Dataset items
-- Start --
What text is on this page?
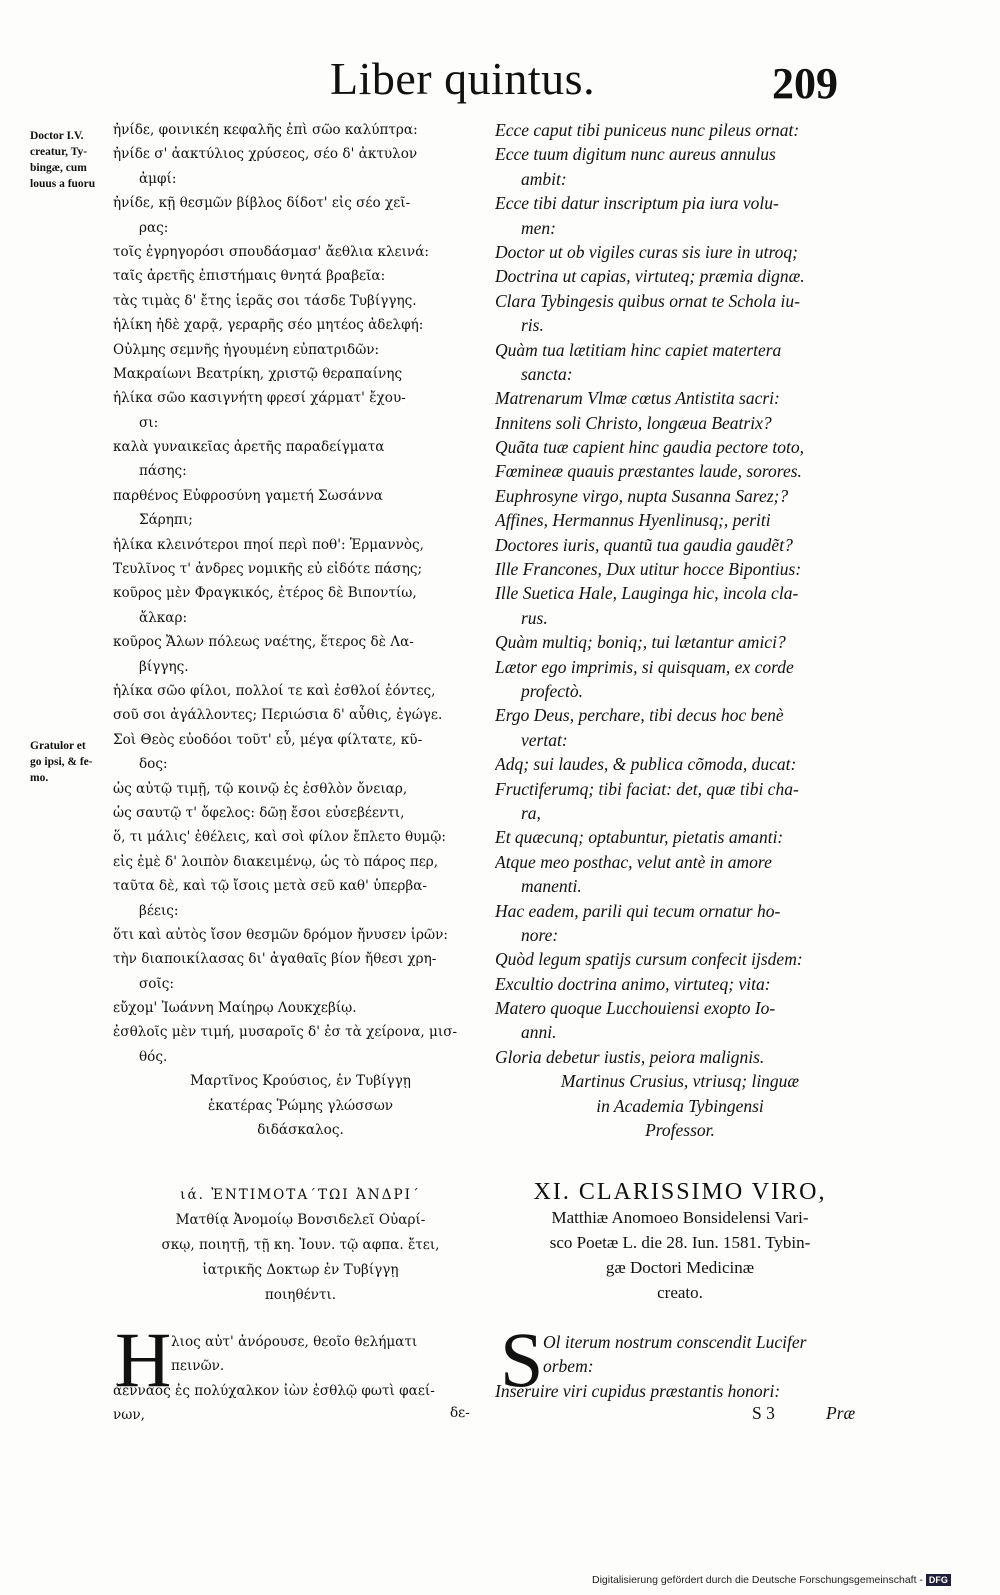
Liber quintus.	209
Doctor I.V.
creatur, Ty-
bingæ, cum
louus a fuoru
Gratulor et
go ipsi, & fe-
mo.
ἠνίδε, φοινικέη κεφαλῆς ἐπὶ σῶο καλύπτρα:
ἠνίδε σ' ἀακτύλιος χρύσεος, σέο δ' ἀκτυλον
ἀμφί:
ἠνίδε, κῇ θεσμῶν βίβλος δίδοτ' εἰς σέο χεῖ-
ρας:
τοῖς ἐγρηγορόσι σπουδάσμασ' ἄεθλια κλεινά:
ταῖς ἀρετῆς ἐπιστήμαις θνητά βραβεῖα:
τὰς τιμὰς δ' ἔτης ἱερᾶς σοι τάσδε Τυβίγγης.
ἡλίκη ἠδὲ χαρᾷ, γεραρῆς σέο μητέος ἀδελφή:
Οὐλμης σεμνῆς ἡγουμένη εὐπατριδῶν:
Μακραίωνι Βεατρίκη, χριστῷ θεραπαίνης
ἡλίκα σῶο κασιγνήτη φρεσί χάρματ' ἔχου-
σι:
καλὰ γυναικεῖας ἀρετῆς παραδείγματα
πάσης:
παρθένος Εὐφροσύνη γαμετή Σωσάννα
Σάρηπι;
ἡλίκα κλεινότεροι πηοί περὶ ποθ': Ἑρμαννὸς,
Τευλῖνος τ' ἀνδρες νομικῆς εὐ εἰδότε πάσης;
κοῦρος μὲν Φραγκικός, ἐτέρος δὲ Βιποντίω,
ἄλκαρ:
κοῦρος Ἄλων πόλεως ναέτης, ἕτερος δὲ Λα-
βίγγης.
ἡλίκα σῶο φίλοι, πολλοί τε καὶ ἐσθλοί ἐόντες,
σοῦ σοι ἀγάλλοντες; Περιώσια δ' αὖθις, ἐγώγε.
Σοὶ Θεὸς εὐοδόοι τοῦτ' εὖ, μέγα φίλτατε, κῦ-
δος:
ὡς αὐτῷ τιμῇ, τῷ κοινῷ ἐς ἐσθλὸν ὄνειαρ,
ὡς σαυτῷ τ' ὄφελος: δῶῃ ἔσοι εὐσεβέεντι,
ὅ, τι μάλις' ἐθέλεις, καὶ σοὶ φίλον ἔπλετο θυμῷ:
εἰς ἐμὲ δ' λοιπὸν διακειμένῳ, ὡς τὸ πάρος περ,
ταῦτα δὲ, καὶ τῷ ἴσοις μετὰ σεῦ καθ' ὑπερβα-
βέεις:
ὅτι καὶ αὐτὸς ἴσον θεσμῶν δρόμον ἤνυσεν ἱρῶν:
τὴν διαποικίλασας δι' ἀγαθαῖς βίον ἤθεσι χρη-
σοῖς:
εὔχομ' Ἰωάννη Μαίηρῳ Λουκχεβίῳ.
ἐσθλοῖς μὲν τιμή, μυσαροῖς δ' ἐσ τὰ χείρονα, μισ-
θός.
Μαρτῖνος Κρούσιος, ἐν Τυβίγγῃ
ἑκατέρας Ῥώμης γλώσσων
διδάσκαλος.
Ecce caput tibi puniceus nunc pileus ornat:
Ecce tuum digitum nunc aureus annulus
ambit:
Ecce tibi datur inscriptum pia iura volu-
men:
Doctor ut ob vigiles curas sis iure in utroq;
Doctrina ut capias, virtuteq; præmia dignæ.
Clara Tybingesis quibus ornat te Schola iu-
ris.
Quàm tua lætitiam hinc capiet matertera
sancta:
Matrenarum Vlmæ cœtus Antistita sacri:
Innitens soli Christo, longæua Beatrix?
Quãta tuæ capient hinc gaudia pectore toto,
Fœmineæ quauis præstantes laude, sorores.
Euphrosyne virgo, nupta Susanna Sarez;?
Affines, Hermannus Hyenlinusq;, periti
Doctores iuris, quantũ tua gaudia gaudẽt?
Ille Francones, Dux utitur hocce Bipontius:
Ille Suetica Hale, Lauginga hic, incola cla-
rus.
Quàm multiq; boniq;, tui lætantur amici?
Lætor ego imprimis, si quisquam, ex corde
profectò.
Ergo Deus, perchare, tibi decus hoc benè
vertat:
Adq; sui laudes, & publica cõmoda, ducat:
Fructiferumq; tibi faciat: det, quæ tibi cha-
ra,
Et quæcunq; optabuntur, pietatis amanti:
Atque meo posthac, velut antè in amore
manenti.
Hac eadem, parili qui tecum ornatur ho-
nore:
Quòd legum spatijs cursum confecit ijsdem:
Excultio doctrina animo, virtuteq; vita:
Matero quoque Lucchouiensi exopto Io-
anni.
Gloria debetur iustis, peiora malignis.
Martinus Crusius, vtriusq; linguæ
in Academia Tybingensi
Professor.
ιά. ἘΝΤΙΜΟΤΑ΄ΤΩΙ ἈΝΔΡΙ΄
Ματθίᾳ Ἀνομοίῳ Βονσιδελεῖ Οὐαρί-
σκῳ, ποιητῇ, τῇ κη. Ἰουν. τῷ αφπα. ἔτει,
ἰατρικῆς Δοκτωρ ἐν Τυβίγγῃ
ποιηθέντι.
XI. CLARISSIMO VIRO,
Matthiæ Anomoeo Bonsidelensi Vari-
sco Poetæ L. die 28. Iun. 1581. Tybin-
gæ Doctori Medicinæ
creato.
H λιος αὐτ' ἀνόρουσε, θεοῖο θελήματι
πεινῶν.
ἀένναος ἐς πολύχαλκον ἰὼν ἐσθλῷ φωτὶ φαεί-
νων,	δε-
S Ol iterum nostrum conscendit Lucifer
orbem:
Inseruire viri cupidus præstantis honori:
S 3	Præ
Digitalisierung gefördert durch die Deutsche Forschungsgemeinschaft - DFG
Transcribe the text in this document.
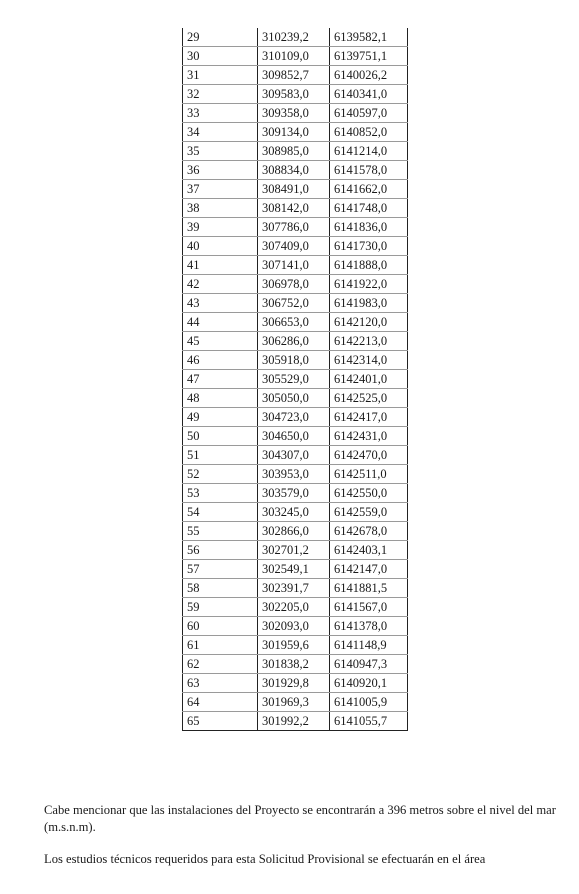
29	310239,2	6139582,1
30	310109,0	6139751,1
31	309852,7	6140026,2
32	309583,0	6140341,0
33	309358,0	6140597,0
34	309134,0	6140852,0
35	308985,0	6141214,0
36	308834,0	6141578,0
37	308491,0	6141662,0
38	308142,0	6141748,0
39	307786,0	6141836,0
40	307409,0	6141730,0
41	307141,0	6141888,0
42	306978,0	6141922,0
43	306752,0	6141983,0
44	306653,0	6142120,0
45	306286,0	6142213,0
46	305918,0	6142314,0
47	305529,0	6142401,0
48	305050,0	6142525,0
49	304723,0	6142417,0
50	304650,0	6142431,0
51	304307,0	6142470,0
52	303953,0	6142511,0
53	303579,0	6142550,0
54	303245,0	6142559,0
55	302866,0	6142678,0
56	302701,2	6142403,1
57	302549,1	6142147,0
58	302391,7	6141881,5
59	302205,0	6141567,0
60	302093,0	6141378,0
61	301959,6	6141148,9
62	301838,2	6140947,3
63	301929,8	6140920,1
64	301969,3	6141005,9
65	301992,2	6141055,7

Cabe mencionar que las instalaciones del Proyecto se encontrarán a 396 metros sobre el nivel del mar (m.s.n.m).

Los estudios técnicos requeridos para esta Solicitud Provisional se efectuarán en el área
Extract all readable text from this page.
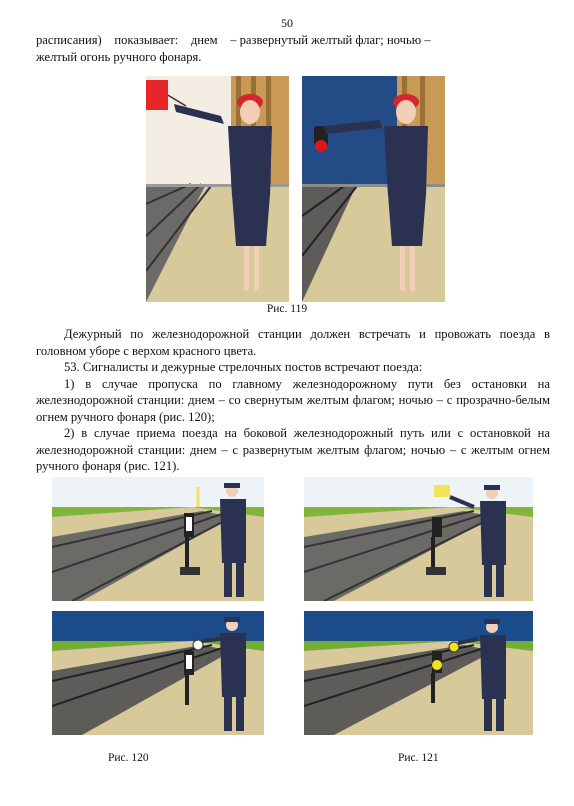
50
расписания)    показывает:    днем    – развернутый желтый флаг; ночью –
желтый огонь ручного фонаря.
Рис. 119

Дежурный по железнодорожной станции должен встречать и провожать поезда в головном уборе с верхом красного цвета.

53. Сигналисты и дежурные стрелочных постов встречают поезда:

1) в случае пропуска по главному железнодорожному пути без остановки на железнодорожной станции: днем – со свернутым желтым флагом; ночью – с прозрачно-белым огнем ручного фонаря (рис. 120);

2) в случае приема поезда на боковой железнодорожный путь или с остановкой на железнодорожной станции: днем – с развернутым желтым флагом; ночью – с желтым огнем ручного фонаря (рис. 121).

Рис. 120	Рис. 121
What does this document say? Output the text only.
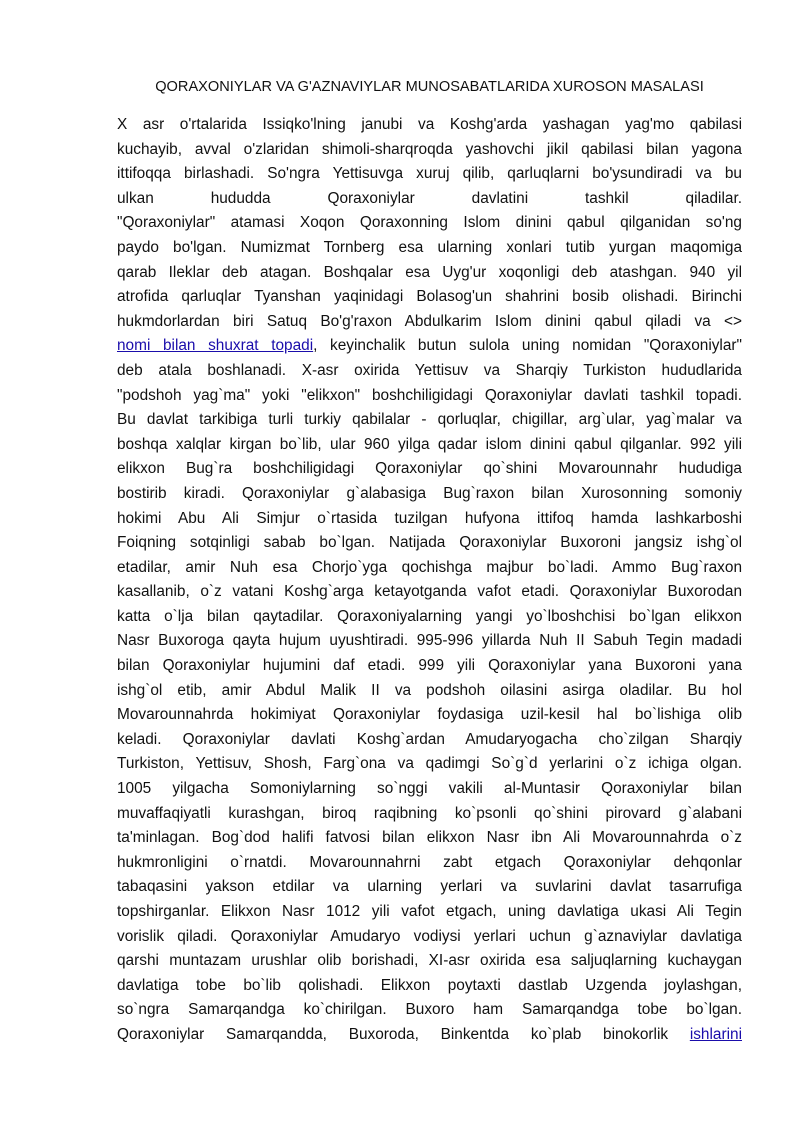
QORAXONIYLAR VA G'AZNAVIYLAR MUNOSABATLARIDA XUROSON MASALASI
X asr o'rtalarida Issiqko'lning janubi va Koshg'arda yashagan yag'mo qabilasi
kuchayib, avval o'zlaridan shimoli-sharqroqda yashovchi jikil qabilasi bilan yagona
ittifoqqa birlashadi. So'ngra Yettisuvga xuruj qilib, qarluqlarni bo'ysundiradi va bu
ulkan hududda Qoraxoniylar davlatini tashkil qiladilar.
"Qoraxoniylar" atamasi Xoqon Qoraxonning Islom dinini qabul qilganidan so'ng
paydo bo'lgan. Numizmat Tornberg esa ularning xonlari tutib yurgan maqomiga
qarab Ileklar deb atagan. Boshqalar esa Uyg'ur xoqonligi deb atashgan. 940 yil
atrofida qarluqlar Tyanshan yaqinidagi Bolasog'un shahrini bosib olishadi. Birinchi
hukmdorlardan biri Satuq Bo'g'raxon Abdulkarim Islom dinini qabul qiladi va <>
nomi bilan shuxrat topadi, keyinchalik butun sulola uning nomidan "Qoraxoniylar"
deb atala boshlanadi. X-asr oxirida Yettisuv va Sharqiy Turkiston hududlarida
"podshoh yag`ma" yoki "elikxon" boshchiligidagi Qoraxoniylar davlati tashkil topadi.
Bu davlat tarkibiga turli turkiy qabilalar - qorluqlar, chigillar, arg`ular, yag`malar va
boshqa xalqlar kirgan bo`lib, ular 960 yilga qadar islom dinini qabul qilganlar. 992 yili
elikxon Bug`ra boshchiligidagi Qoraxoniylar qo`shini Movarounnahr hududiga
bostirib kiradi. Qoraxoniylar g`alabasiga Bug`raxon bilan Xurosonning somoniy
hokimi Abu Ali Simjur o`rtasida tuzilgan hufyona ittifoq hamda lashkarboshi
Foiqning sotqinligi sabab bo`lgan. Natijada Qoraxoniylar Buxoroni jangsiz ishg`ol
etadilar, amir Nuh esa Chorjo`yga qochishga majbur bo`ladi. Ammo Bug`raxon
kasallanib, o`z vatani Koshg`arga ketayotganda vafot etadi. Qoraxoniylar Buxorodan
katta o`lja bilan qaytadilar. Qoraxoniyalarning yangi yo`lboshchisi bo`lgan elikxon
Nasr Buxoroga qayta hujum uyushtiradi. 995-996 yillarda Nuh II Sabuh Tegin madadi
bilan Qoraxoniylar hujumini daf etadi. 999 yili Qoraxoniylar yana Buxoroni yana
ishg`ol etib, amir Abdul Malik II va podshoh oilasini asirga oladilar. Bu hol
Movarounnahrda hokimiyat Qoraxoniylar foydasiga uzil-kesil hal bo`lishiga olib
keladi. Qoraxoniylar davlati Koshg`ardan Amudaryogacha cho`zilgan Sharqiy
Turkiston, Yettisuv, Shosh, Farg`ona va qadimgi So`g`d yerlarini o`z ichiga olgan.
1005 yilgacha Somoniylarning so`nggi vakili al-Muntasir Qoraxoniylar bilan
muvaffaqiyatli kurashgan, biroq raqibning ko`psonli qo`shini pirovard g`alabani
ta'minlagan. Bog`dod halifi fatvosi bilan elikxon Nasr ibn Ali Movarounnahrda o`z
hukmronligini o`rnatdi. Movarounnahrni zabt etgach Qoraxoniylar dehqonlar
tabaqasini yakson etdilar va ularning yerlari va suvlarini davlat tasarrufiga
topshirganlar. Elikxon Nasr 1012 yili vafot etgach, uning davlatiga ukasi Ali Tegin
vorislik qiladi. Qoraxoniylar Amudaryo vodiysi yerlari uchun g`aznaviylar davlatiga
qarshi muntazam urushlar olib borishadi, XI-asr oxirida esa saljuqlarning kuchaygan
davlatiga tobe bo`lib qolishadi. Elikxon poytaxti dastlab Uzgenda joylashgan,
so`ngra Samarqandga ko`chirilgan. Buxoro ham Samarqandga tobe bo`lgan.
Qoraxoniylar Samarqandda, Buxoroda, Binkentda ko`plab binokorlik ishlarini
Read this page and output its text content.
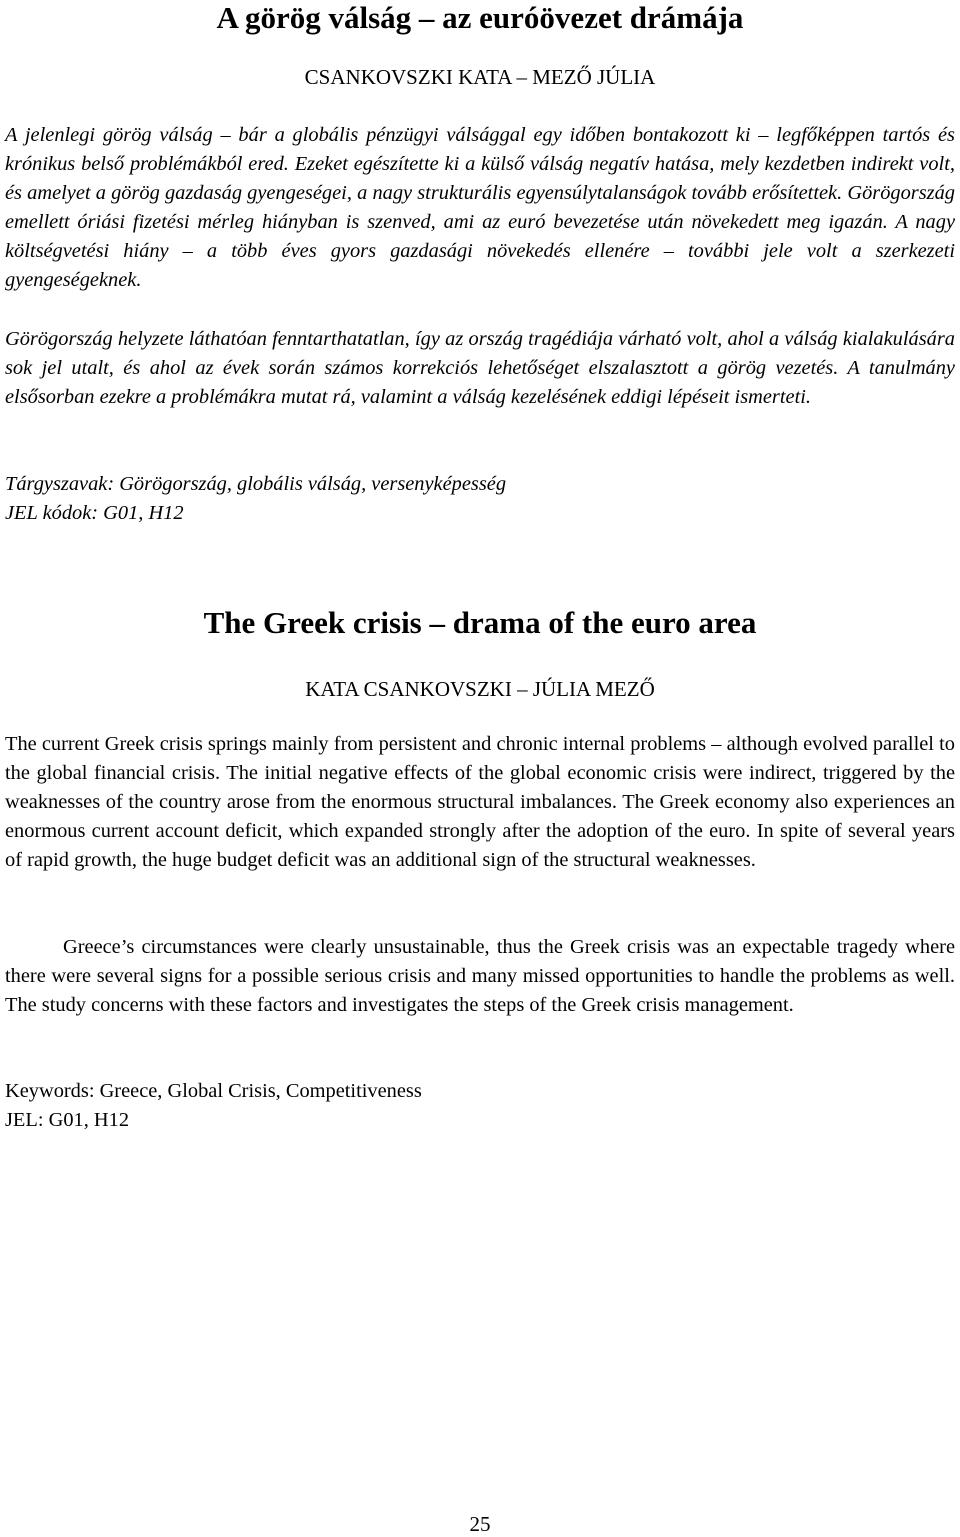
A görög válság – az euróövezet drámája

CSANKOVSZKI KATA – MEZŐ JÚLIA

A jelenlegi görög válság – bár a globális pénzügyi válsággal egy időben bontakozott ki – legfőképpen tartós és krónikus belső problémákból ered. Ezeket egészítette ki a külső válság negatív hatása, mely kezdetben indirekt volt, és amelyet a görög gazdaság gyengeségei, a nagy strukturális egyensúlytalanságok tovább erősítettek. Görögország emellett óriási fizetési mérleg hiányban is szenved, ami az euró bevezetése után növekedett meg igazán. A nagy költségvetési hiány – a több éves gyors gazdasági növekedés ellenére – további jele volt a szerkezeti gyengeségeknek.

Görögország helyzete láthatóan fenntarthatatlan, így az ország tragédiája várható volt, ahol a válság kialakulására sok jel utalt, és ahol az évek során számos korrekciós lehetőséget elszalasztott a görög vezetés. A tanulmány elsősorban ezekre a problémákra mutat rá, valamint a válság kezelésének eddigi lépéseit ismerteti.

Tárgyszavak: Görögország, globális válság, versenyképesség

JEL kódok: G01, H12

The Greek crisis – drama of the euro area

KATA CSANKOVSZKI – JÚLIA MEZŐ

The current Greek crisis springs mainly from persistent and chronic internal problems – although evolved parallel to the global financial crisis. The initial negative effects of the global economic crisis were indirect, triggered by the weaknesses of the country arose from the enormous structural imbalances. The Greek economy also experiences an enormous current account deficit, which expanded strongly after the adoption of the euro. In spite of several years of rapid growth, the huge budget deficit was an additional sign of the structural weaknesses.

Greece’s circumstances were clearly unsustainable, thus the Greek crisis was an expectable tragedy where there were several signs for a possible serious crisis and many missed opportunities to handle the problems as well. The study concerns with these factors and investigates the steps of the Greek crisis management.

Keywords: Greece, Global Crisis, Competitiveness

JEL: G01, H12

25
-- End --
* [Your objective] Out of the material above, gather each line where "qabilasi" appears.

* [Written response]
X asr o'rtalarida Issiqko'lning janubi va Koshg'arda yashagan yag'mo qabilasi
kuchayib, avval o'zlaridan shimoli-sharqroqda yashovchi jikil qabilasi bilan yagona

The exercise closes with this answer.